Records
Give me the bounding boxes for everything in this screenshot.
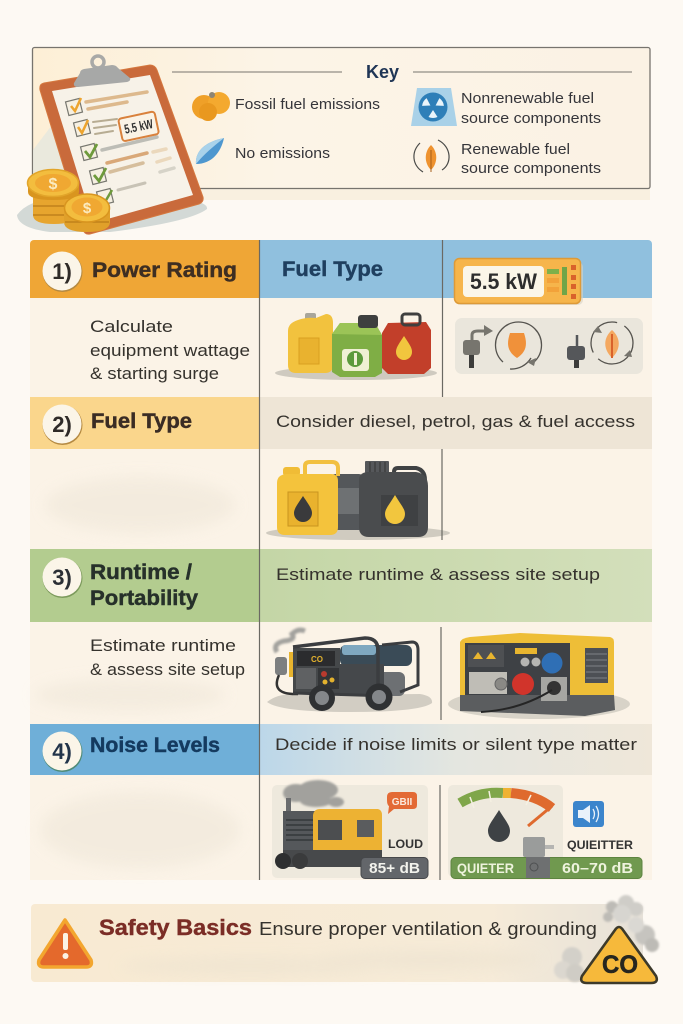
number badge 3: 3) [52,565,72,590]
number badge 2 [42,404,82,445]
label: renewable fuel [461,141,601,177]
icon: no emissions leaf [196,138,224,164]
illustration: enclosed generator [448,633,630,719]
illustration: yellow and black fuel cans [266,461,450,540]
icon: coin stacks [28,170,110,232]
pill: quieter 60-70 dB [451,858,642,878]
row 4: noise levels [30,724,652,878]
icon: renewable fuel [414,140,449,172]
illustration: three fuel cans [275,313,437,380]
illustration: portable generator: CO [311,655,323,664]
band: fuel type description [260,397,652,449]
row 3: runtime / portability [30,549,652,719]
label: renewable fuel: source components [461,160,601,177]
panel: safety basics [31,895,659,983]
text: power rating description [90,317,250,383]
panel: loud generator [272,780,428,878]
icon: speech bubble [387,792,417,814]
pill: 85+ dB: 85+ dB [369,860,420,877]
icon: coin stacks: $ [83,200,92,217]
pill: quieter 60-70 dB: 60–70 dB [562,860,633,877]
heading: safety basics: Safety Basics [99,915,252,940]
panel: fuel source components [455,318,643,374]
heading: noise levels: Noise Levels [90,734,220,757]
header band: runtime [30,549,259,622]
panel: key [32,48,650,200]
panel: quieter generator [448,785,642,878]
heading: power rating: Power Rating [92,259,237,282]
illustration: 5.5 kW meter [454,258,583,305]
text: power rating description: equipment wattage [90,341,250,360]
icon: valve [523,837,554,878]
text: runtime description: Estimate runtime [90,636,236,655]
text: runtime description: & assess site setup [90,660,245,679]
heading: runtime / portability [90,561,198,610]
label: nonrenewable fuel: Nonrenewable fuel [461,90,594,107]
icon: plug with renewable flame [567,322,633,368]
text: runtime band: Estimate runtime & assess site setup [276,565,600,584]
icon: fossil fuel emissions [192,92,230,121]
icon: warning triangle [39,920,91,967]
column dividers [260,240,442,880]
text: fuel type description: Consider diesel, petrol, gas & fuel access [276,412,635,431]
header band: noise levels [30,724,259,775]
checklist [66,92,174,205]
text: runtime description [90,636,245,679]
row 1: power rating [30,240,652,383]
pill: 85+ dB [361,858,428,878]
icon: carbon monoxide warning: CO [602,951,638,979]
header band: fuel type blue [260,240,652,298]
label: quieitter: QUIEITTER [567,838,633,852]
number badge 2: 2) [52,412,72,437]
text: power rating description: Calculate [90,317,173,336]
band: runtime description [260,549,652,622]
chart: noise gauge [460,791,552,826]
number badge 1: 1) [52,259,72,284]
label: no emissions: No emissions [235,145,330,162]
header band: fuel type [30,397,259,449]
icon: carbon monoxide warning [581,927,657,983]
text: noise description: Decide if noise limits or silent type matter [275,735,637,754]
heading: key: Key [366,62,399,82]
label: nonrenewable fuel [461,90,601,127]
heading: fuel type: Fuel Type [282,258,383,281]
label: renewable fuel: Renewable fuel [461,141,570,158]
illustration: portable generator [267,630,432,712]
illustration: clipboard with coins [17,56,207,234]
icon: oil drop [488,810,510,842]
text: safety description: Ensure proper ventilation & grounding [259,919,597,939]
icon: plug with arrow and flame [463,322,542,369]
icon: coin stacks: $ [49,176,58,193]
number badge 4: 4) [52,739,72,764]
label: 5.5 kW on clipboard: 5.5 kW [123,116,155,137]
number badge 4 [42,732,82,772]
label: loud: LOUD [388,837,423,851]
label: fossil fuel emissions: Fossil fuel emissions [235,96,380,113]
icon: smoke [554,895,659,982]
label: nonrenewable fuel: source components [461,110,601,127]
table background [30,298,652,880]
heading: runtime / portability: Portability [90,587,198,610]
header band: power rating [30,240,259,298]
label: 5.5 kW reading: 5.5 kW [470,269,537,294]
text: power rating description: & starting surge [90,364,219,383]
label: 5.5 kW on clipboard [118,111,159,141]
band: noise description [260,724,652,775]
pill: quieter 60-70 dB: QUIETER [457,860,514,876]
number badge 3 [42,558,82,598]
number badge 1 [42,252,82,292]
heading: runtime / portability: Runtime / [90,561,192,584]
icon: speech bubble: GBII [392,797,412,808]
row 2: fuel type [30,397,652,540]
icon: nonrenewable fuel [411,88,457,126]
icon: speaker [573,801,604,827]
heading: fuel type: Fuel Type [91,410,192,433]
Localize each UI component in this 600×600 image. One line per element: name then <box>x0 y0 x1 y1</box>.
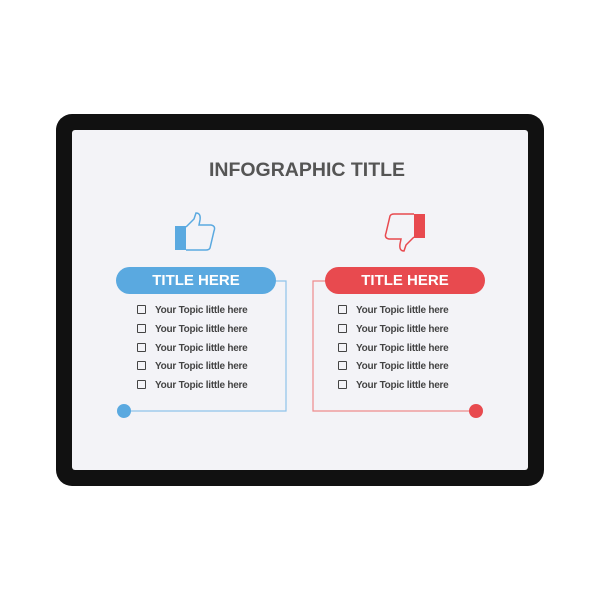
pill: left title: TITLE HERE <box>152 272 240 289</box>
icon: thumbs up <box>175 212 216 251</box>
list: right: Your Topic little here <box>356 305 448 316</box>
tablet frame <box>56 114 544 486</box>
pill: right title: TITLE HERE <box>361 272 449 289</box>
list: right: Your Topic little here <box>356 324 448 335</box>
list: right: Your Topic little here <box>356 361 448 372</box>
list: right <box>338 305 448 391</box>
pill: left title <box>116 267 276 294</box>
list: left <box>137 305 248 391</box>
list: left: Your Topic little here <box>155 361 247 372</box>
list: right: Your Topic little here <box>356 380 448 391</box>
title: INFOGRAPHIC TITLE <box>209 159 405 181</box>
list: left: Your Topic little here <box>155 305 247 316</box>
list: right: Your Topic little here <box>356 343 448 354</box>
list: left: Your Topic little here <box>155 343 247 354</box>
list: left: Your Topic little here <box>155 380 247 391</box>
list: left: Your Topic little here <box>155 324 247 335</box>
pill: right title <box>325 267 485 294</box>
screen <box>72 130 528 470</box>
icon: thumbs down <box>384 213 425 252</box>
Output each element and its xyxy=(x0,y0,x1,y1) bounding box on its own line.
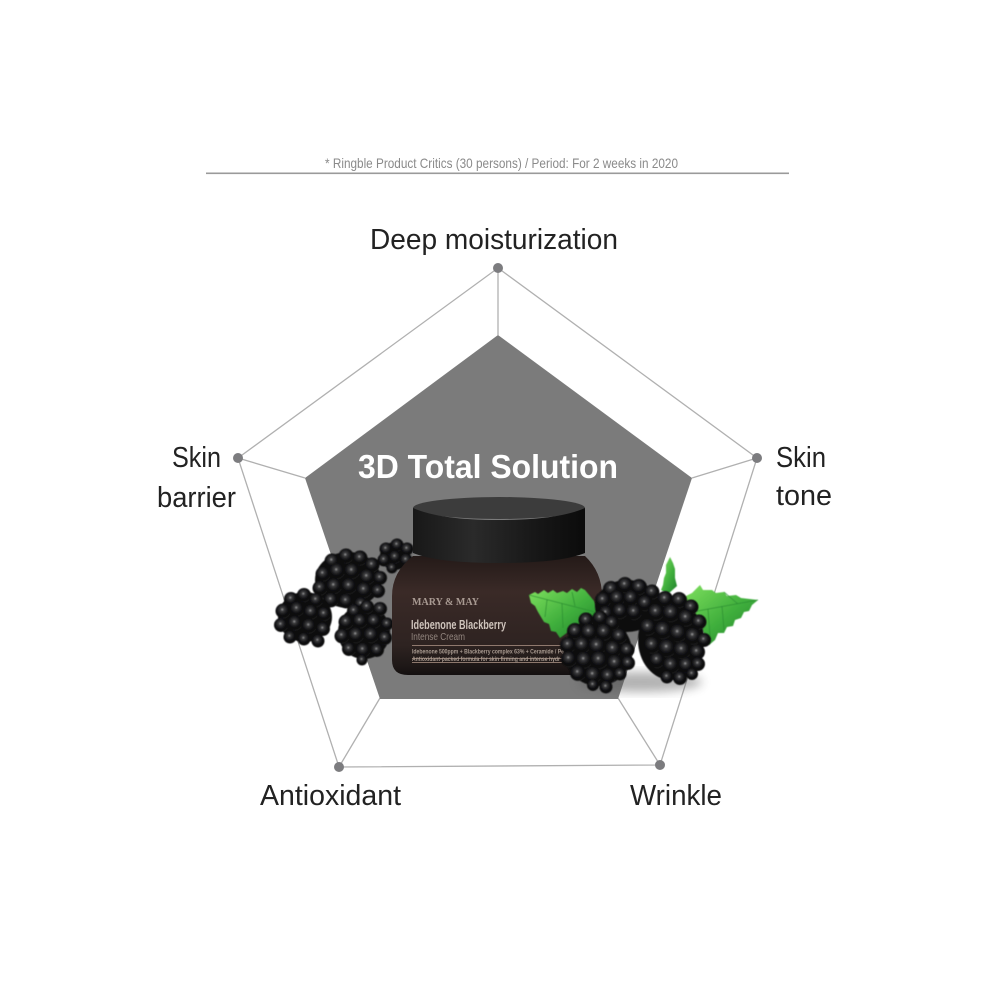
label: antioxidant: Antioxidant xyxy=(260,780,401,812)
label: skin barrier: barrier xyxy=(157,482,236,514)
label: deep moisturization: Deep moisturization xyxy=(370,224,618,256)
label: skin barrier: Skin xyxy=(172,442,221,474)
label: skin tone xyxy=(776,442,832,512)
radar axes xyxy=(238,268,757,767)
radar chart xyxy=(233,263,762,772)
label: skin tone: Skin xyxy=(776,442,826,474)
vertex dots xyxy=(233,263,762,772)
outer pentagon grid xyxy=(238,268,757,767)
label: wrinkle: Wrinkle xyxy=(630,780,722,812)
jar sub name: Intense Cream xyxy=(411,631,465,643)
footnote: * Ringble Product Critics (30 persons) / Period: For 2 weeks in 2020 xyxy=(325,155,678,171)
jar description: Antioxidant-packed formula for skin firming and intense hydr xyxy=(412,657,561,663)
top leaf xyxy=(661,557,677,594)
chart title: 3D Total Solution xyxy=(358,448,618,485)
green leaves xyxy=(529,557,758,645)
jar ingredients: Idebenone 500ppm + Blackberry complex 63% + Ceramide / Pe xyxy=(412,650,565,656)
left leaf xyxy=(529,588,597,638)
label: skin barrier xyxy=(157,442,236,514)
jar lid xyxy=(413,497,585,563)
jar body xyxy=(392,556,602,675)
inner grey pentagon xyxy=(305,335,692,699)
product jar xyxy=(392,497,602,675)
jar rules xyxy=(412,645,562,663)
right blackberries xyxy=(560,577,711,694)
jar brand: MARY & MAY xyxy=(412,596,479,608)
left blackberries xyxy=(274,538,414,666)
berry shadow xyxy=(578,672,702,692)
leaf veins xyxy=(529,592,758,636)
header rule xyxy=(206,172,789,174)
jar product name: Idebenone Blackberry xyxy=(411,618,506,632)
label: skin tone: tone xyxy=(776,480,832,512)
right leaf xyxy=(684,585,758,645)
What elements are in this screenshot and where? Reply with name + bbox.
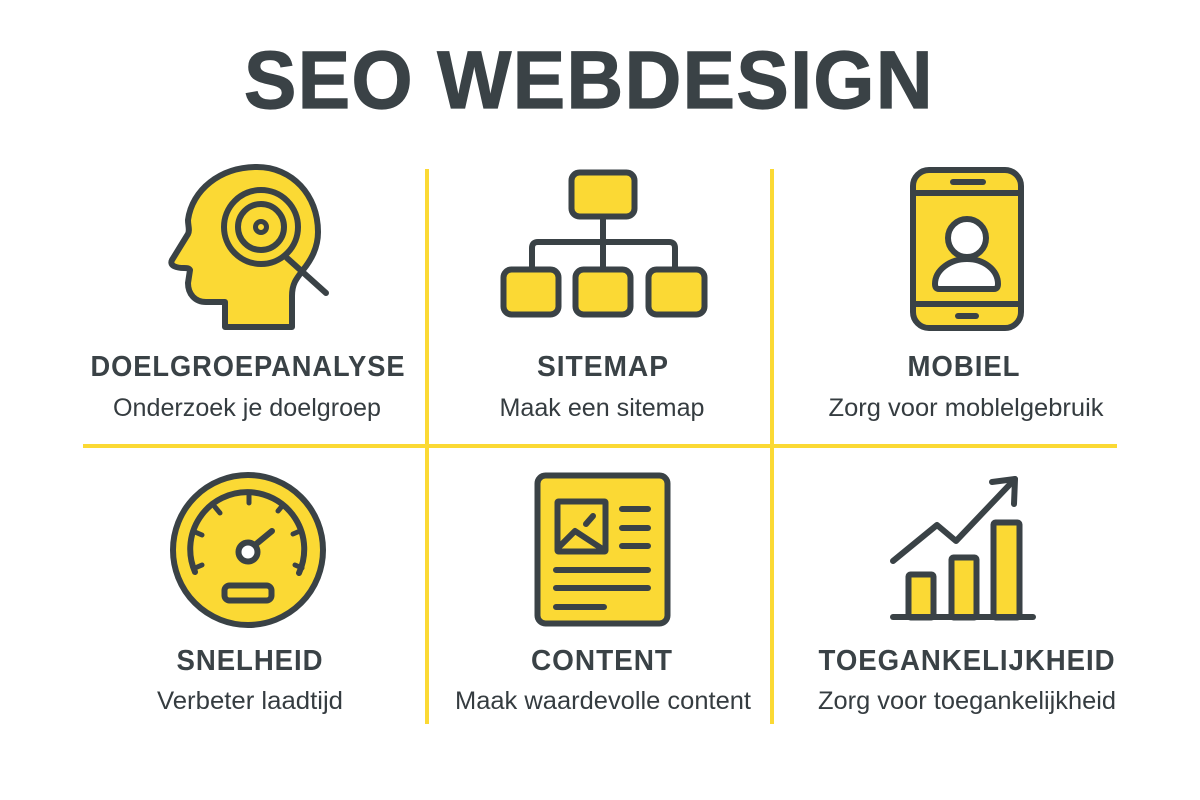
panel: toegankelijkheid [818,479,1116,715]
text: Maak een sitemap [500,394,704,422]
panel: mobiel [828,170,1104,422]
icon: document with picture [538,476,668,624]
panel: content [455,476,751,715]
heading: TOEGANKELIJKHEID [818,645,1116,677]
heading: CONTENT [531,645,673,677]
heading: SNELHEID [176,645,324,677]
icon: phone with user [913,170,1021,328]
text: Maak waardevolle content [455,687,751,715]
panel: doelgroepanalyse [90,167,406,422]
panel: sitemap [500,172,704,422]
icon: speedometer [173,475,323,625]
panel: snelheid [157,475,343,715]
icon: head with target [171,167,326,327]
icon: sitemap tree [504,172,704,314]
text: Verbeter laadtijd [157,687,343,715]
text: Zorg voor moblelgebruik [828,394,1104,422]
icon: growth chart [893,479,1033,618]
title: SEO WEBDESIGN [244,35,934,126]
text: Onderzoek je doelgroep [113,394,381,422]
heading: DOELGROEPANALYSE [90,351,406,383]
heading: SITEMAP [537,351,669,383]
heading: MOBIEL [908,351,1020,383]
text: Zorg voor toegankelijkheid [818,687,1116,715]
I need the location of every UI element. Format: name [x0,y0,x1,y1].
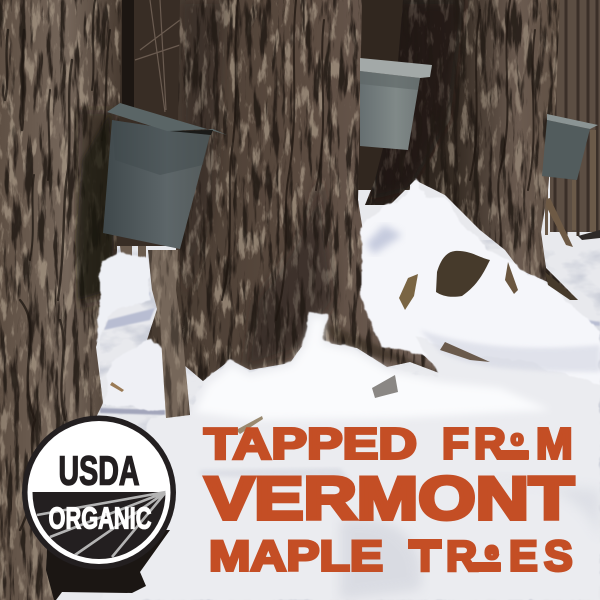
headline line 3: R [446,532,477,580]
ORGANIC wordmark: ORGANIC [48,500,152,536]
exposed earth patches and roots [110,251,578,434]
snow drifts [96,178,600,600]
bucket: large left [103,103,227,249]
headline line 1: M [536,420,573,468]
dark shadow beneath badge [46,530,170,600]
headline line 3: MAPLE [209,532,383,580]
badge: USDA Organic seal [22,416,176,570]
headline line 3 [209,532,573,580]
bucket shadow on left trunk [76,112,114,300]
headline line 1 [204,420,573,468]
headline: Tapped from Vermont maple trees [204,420,574,580]
bucket: middle [360,58,432,150]
headline line 3: E [509,532,538,580]
snow mound under right tree [362,178,600,400]
bright crest of the snow bank, fading into the field [195,318,550,420]
USDA wordmark: USDA [58,448,140,494]
headline line 1: R [474,420,506,468]
soft snow shading on lower field [200,225,600,600]
headline line 1: TAPPED [204,420,417,468]
headline line 1: F [442,420,469,468]
trunk: right maple [365,0,578,300]
headline line 3: T [412,532,438,580]
hand-placed deep bark furrows [5,0,535,530]
snow bank at center tree base [100,312,600,600]
trunk: center maple [147,0,447,381]
headline line 2: VERMONT [205,465,574,532]
headline line 3: e [485,538,498,565]
snow shadows [100,292,600,415]
bucket: right [542,114,598,180]
sapling trunk [148,250,190,418]
headline line 3: S [544,532,573,580]
trunk: left maple [0,0,122,600]
distant forest [115,0,600,270]
seal field rays [37,492,166,557]
headline line 1: o [511,428,523,450]
seal dark field [30,492,170,562]
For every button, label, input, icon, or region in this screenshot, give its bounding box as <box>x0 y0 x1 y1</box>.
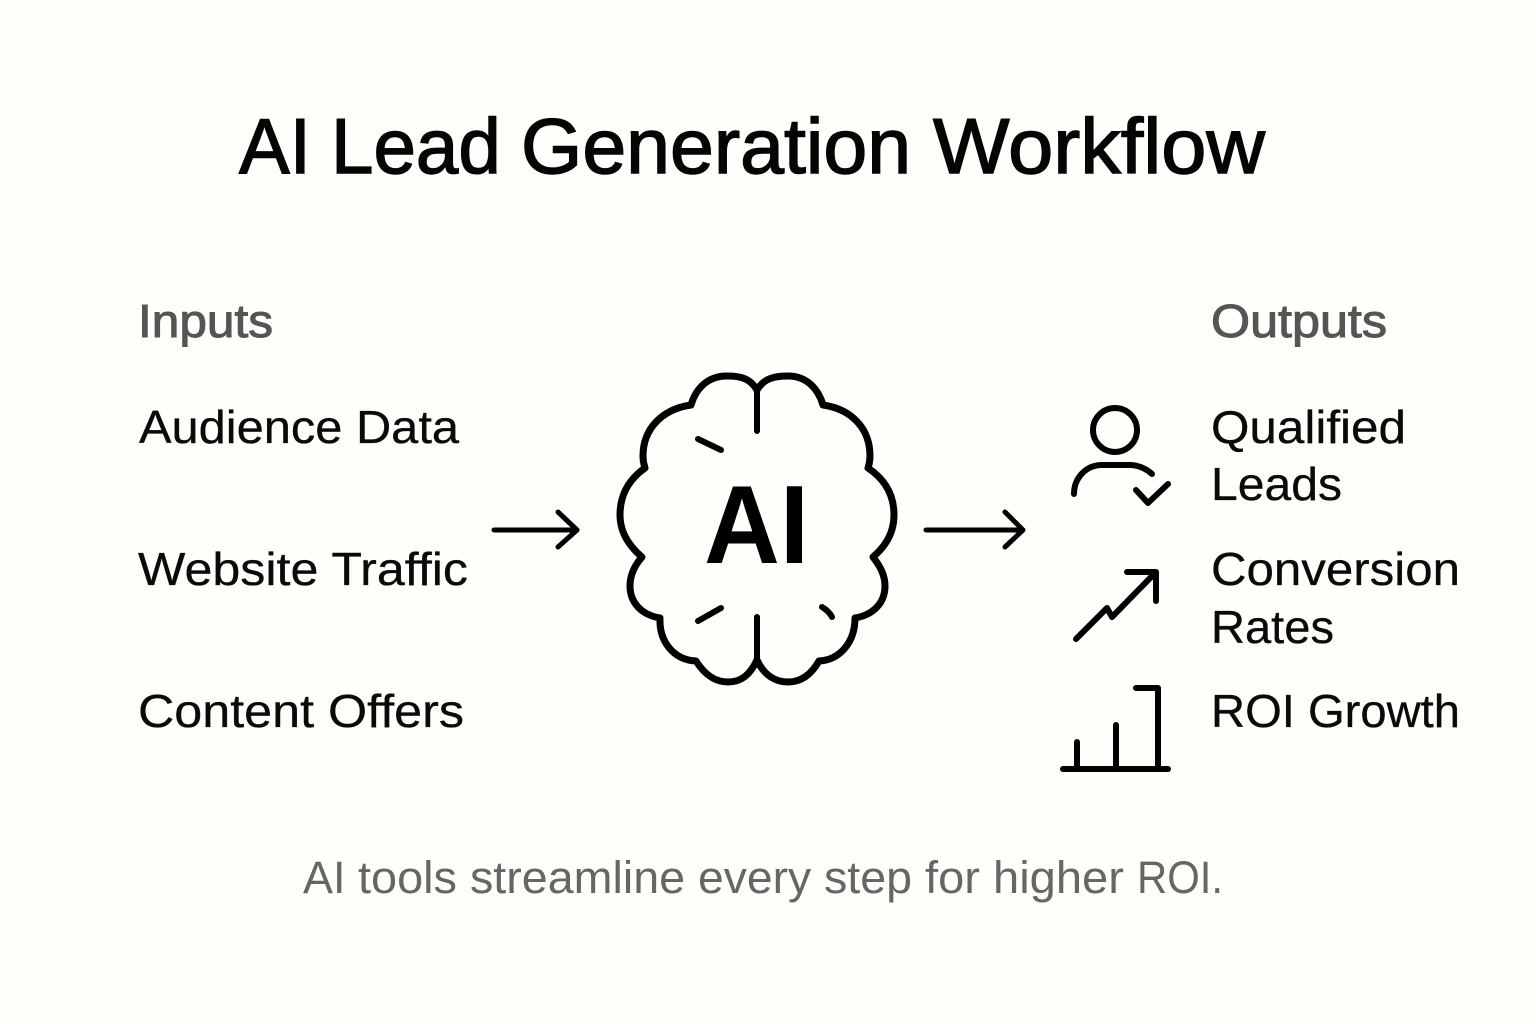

> [EXERCISE REQUIREMENTS] Rewrite the stretch of items above, from the line containing "panel: toegankelijkheid [818,479,1116,715]" through the line containing "I need the location", as a numbered list, leaving out any blank lines.

> [PROBLEM SOLUTION]
1. panel: toegankelijkheid [818,479,1116,715]
2. text: Maak een sitemap [500,394,704,422]
3. panel: mobiel [828,170,1104,422]
4. icon: document with picture [538,476,668,624]
5. panel: content [455,476,751,715]
6. heading: TOEGANKELIJKHEID [818,645,1116,677]
7. heading: CONTENT [531,645,673,677]
8. heading: SNELHEID [176,645,324,677]
9. icon: phone with user [913,170,1021,328]
10. text: Maak waardevolle content [455,687,751,715]
11. panel: doelgroepanalyse [90,167,406,422]
12. panel: sitemap [500,172,704,422]
13. icon: speedometer [173,475,323,625]
14. panel: snelheid [157,475,343,715]
15. icon: head with target [171,167,326,327]
16. icon: sitemap tree [504,172,704,314]
17. text: Verbeter laadtijd [157,687,343,715]
18. text: Zorg voor moblelgebruik [828,394,1104,422]
19. icon: growth chart [893,479,1033,618]
20. title: SEO WEBDESIGN [244,35,934,126]
21. text: Onderzoek je doelgroep [113,394,381,422]
22. heading: DOELGROEPANALYSE [90,351,406,383]
23. heading: SITEMAP [537,351,669,383]
24. heading: MOBIEL [908,351,1020,383]
25. text: Zorg voor toegankelijkheid [818,687,1116,715]
26. I need the location of every UI element. Format: name [x0,y0,x1,y1].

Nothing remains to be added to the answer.